PASSAGE TO READ —
☆ ☆ ☆ ☆ ☆ ☆ ☆
President Donald Trump's tweet response to Twitter's fact-checks

President Donald Trump's tweet response to Twitter's fact-checks of some of his postings. Credit: Bloomberg / Andrew Harrer

Jack Coughlin, a member of the Suffolk County Conservative Party executive committee, criticizes Twitter for limiting President Donald Trump’s right of free speech [“Trump is right about Twitter limits,” Letters, June 9]. It seems that either he or I missed the point. As I understand it, Twitter has decided to post “fact checks” as addenda to Trump’s tweets. There is no conflicting opinion in this action. It is all about holding Trump responsible when he tweets lies to the American public, a practice he seems to follow with great frequency.

Stan Feinberg,

Wantagh

In the letter “Trump is right about Twitter limits,” the writer described how he admirably taught NYPD recruits that freedom of speech is not “unfettered,” such as creating a panic by falsely shouting “Fire!” in a crowded movie theater. He cautioned them against such irresponsible behavior but now seems to have a blind spot to the tweets by President Donald Trump that he defends what are essentially the behavior he warned the recruits against. According to The Washington Post, as of May 28, Trump had made 19,128 false or misleading claims while in office, as verified by fact-checking. An article from another source, online, indicates that as of early April, Trump has lied more than 23 times daily on average in 2020.

Fact-checking Trump’s baseless claims, misleading statements and outright lies, both oral and written, is not restricting his freedom of speech; it’s merely warning the unwary about the claims he makes and brings a level of accountability and, therefore, responsibility for his behavior that’s anathema to Trump.

Vincent A. Syrek,

Bellerose Terrace

The letters section should not be a forum for falsehoods. While Jack Coughlin [“Trump is right about Twitter limits,” June 9] seems to have correctly instructed his NYPD recruits that freedom of speech has its limits, he is completely off-base to suggest that somehow Twitter has First Amendment obligations to anyone, including the president.

The First Amendment says that the government cannot limit free speech, except in certain specific situations. But Twitter is a private business. It is not the government. When President Donald Trump signed up with Twitter, he chose a private platform to express his views. Just like the rest of us, he agreed to Twitter’s terms of service.

If he doesn’t like the rules, he can stop tweeting and find a different way to express his beliefs. A private business, however, is not required to allow anyone to spread falsehoods using its platform.

Peter Brill,

Fort Salonga

What happens when unexpected happens

What many people in white America didn’t understand is how deeply blacks in America felt about violence toward black men and women. And what all of America didn’t foresee was how much of white America and of the world understood and were willing to commit to the simple call “Black Lives Matter.” A lot of souls have been provoked. So, in the blink of an eye and erupting from tragedy, there is more fight and hope than there has been in a long time.

For the last 3½ years, I haven’t been very proud of my country. For the last two months, that has changed. The unexpected is happening and I hope what started will remain vibrant for a long time. The civil rights crusaders no longer with us are all smiling down. And I’m smiling right back up.
☆ ☆ ☆ ☆ ☆ ☆ ☆
DATA —
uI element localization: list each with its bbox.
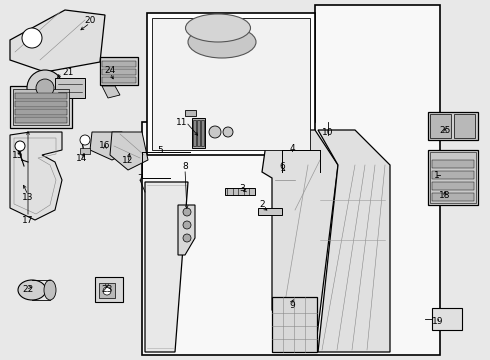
Bar — [15, 109, 67, 115]
Circle shape — [15, 141, 25, 151]
Polygon shape — [142, 5, 440, 355]
Circle shape — [80, 135, 90, 145]
Polygon shape — [55, 78, 85, 98]
Circle shape — [223, 127, 233, 137]
Text: 2: 2 — [259, 199, 265, 208]
Bar — [102, 69, 136, 75]
Bar — [95, 277, 123, 302]
Text: 12: 12 — [122, 156, 134, 165]
Circle shape — [103, 287, 111, 295]
Text: 16: 16 — [99, 140, 111, 149]
Text: 13: 13 — [22, 194, 34, 202]
Text: 25: 25 — [440, 126, 451, 135]
Bar — [80, 148, 90, 154]
Text: 24: 24 — [104, 66, 116, 75]
Text: 11: 11 — [176, 117, 188, 126]
Bar — [201, 120, 204, 146]
Circle shape — [209, 126, 221, 138]
Polygon shape — [178, 205, 195, 255]
Bar — [432, 182, 474, 190]
Text: 6: 6 — [279, 162, 285, 171]
Polygon shape — [10, 132, 62, 220]
Bar — [432, 193, 474, 201]
Text: 23: 23 — [101, 285, 113, 294]
Bar — [428, 150, 478, 205]
Bar — [432, 308, 462, 330]
Text: 1: 1 — [434, 171, 440, 180]
Bar — [99, 283, 115, 298]
Polygon shape — [262, 130, 338, 352]
Bar — [13, 89, 69, 125]
Ellipse shape — [18, 280, 46, 300]
Text: 18: 18 — [439, 190, 451, 199]
Polygon shape — [10, 10, 105, 72]
Bar — [197, 120, 200, 146]
Ellipse shape — [44, 280, 56, 300]
Bar — [15, 117, 67, 123]
Bar — [15, 93, 67, 99]
Polygon shape — [192, 118, 205, 148]
Text: 15: 15 — [12, 150, 24, 159]
Bar — [193, 120, 196, 146]
Text: 9: 9 — [289, 301, 295, 310]
Text: 10: 10 — [322, 127, 334, 136]
Bar — [454, 114, 475, 138]
Text: 4: 4 — [289, 144, 295, 153]
Circle shape — [183, 234, 191, 242]
Text: 19: 19 — [432, 318, 444, 327]
Bar — [430, 152, 476, 203]
Polygon shape — [102, 86, 120, 98]
Ellipse shape — [186, 14, 250, 42]
Text: 17: 17 — [22, 216, 34, 225]
Text: 8: 8 — [182, 162, 188, 171]
Polygon shape — [225, 188, 255, 195]
Polygon shape — [318, 130, 390, 352]
Ellipse shape — [188, 26, 256, 58]
Text: 14: 14 — [76, 153, 88, 162]
Polygon shape — [145, 182, 188, 352]
Bar — [100, 57, 138, 85]
Bar — [147, 13, 315, 155]
Text: 7: 7 — [137, 174, 143, 183]
Bar — [15, 101, 67, 107]
Text: 3: 3 — [239, 184, 245, 193]
Bar — [432, 160, 474, 168]
Polygon shape — [258, 208, 282, 215]
Bar — [272, 297, 317, 352]
Polygon shape — [185, 110, 196, 116]
Bar — [428, 112, 478, 140]
Bar — [102, 61, 136, 67]
Text: 20: 20 — [84, 15, 96, 24]
Bar — [432, 171, 474, 179]
Circle shape — [22, 28, 42, 48]
Bar — [102, 77, 136, 83]
Polygon shape — [110, 132, 148, 170]
Bar — [430, 114, 451, 138]
Circle shape — [36, 79, 54, 97]
Text: 5: 5 — [157, 145, 163, 154]
Bar — [10, 86, 72, 128]
Bar — [152, 18, 310, 150]
Text: 21: 21 — [62, 68, 74, 77]
Polygon shape — [90, 132, 128, 160]
Circle shape — [183, 221, 191, 229]
Text: 22: 22 — [23, 285, 34, 294]
Circle shape — [183, 208, 191, 216]
Circle shape — [27, 70, 63, 106]
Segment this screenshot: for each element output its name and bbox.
☆ ☆ ☆ ☆ ☆ ☆ ☆
LIST OF TASKS —
a – Copy out verbatim the passage of the letters to the editor that begins with the words "Bellerose Terrace" and ends with the words "terms of service.".
b – In the records, render as a numbered list, omitting blank lines, only the lines from the one containing "Bar — [15, 109, 67, 115]" through the one containing "Text: 16: 16 — [99, 140, 111, 149]", both included.

PER-TASK OUTPUTS —
a –
Bellerose Terrace

The letters section should not be a forum for falsehoods. While Jack Coughlin [“Trump is right about Twitter limits,” June 9] seems to have correctly instructed his NYPD recruits that freedom of speech has its limits, he is completely off-base to suggest that somehow Twitter has First Amendment obligations to anyone, including the president.

The First Amendment says that the government cannot limit free speech, except in certain specific situations. But Twitter is a private business. It is not the government. When President Donald Trump signed up with Twitter, he chose a private platform to express his views. Just like the rest of us, he agreed to Twitter’s terms of service.

b –
1. Bar — [15, 109, 67, 115]
2. Circle shape — [15, 141, 25, 151]
3. Polygon shape — [142, 5, 440, 355]
4. Circle shape — [80, 135, 90, 145]
5. Polygon shape — [55, 78, 85, 98]
6. Circle shape — [223, 127, 233, 137]
7. Text: 2: 2 — [259, 199, 265, 208]
8. Bar — [102, 69, 136, 75]
9. Bar — [95, 277, 123, 302]
10. Text: 12: 12 — [122, 156, 134, 165]
11. Circle shape — [103, 287, 111, 295]
12. Text: 16: 16 — [99, 140, 111, 149]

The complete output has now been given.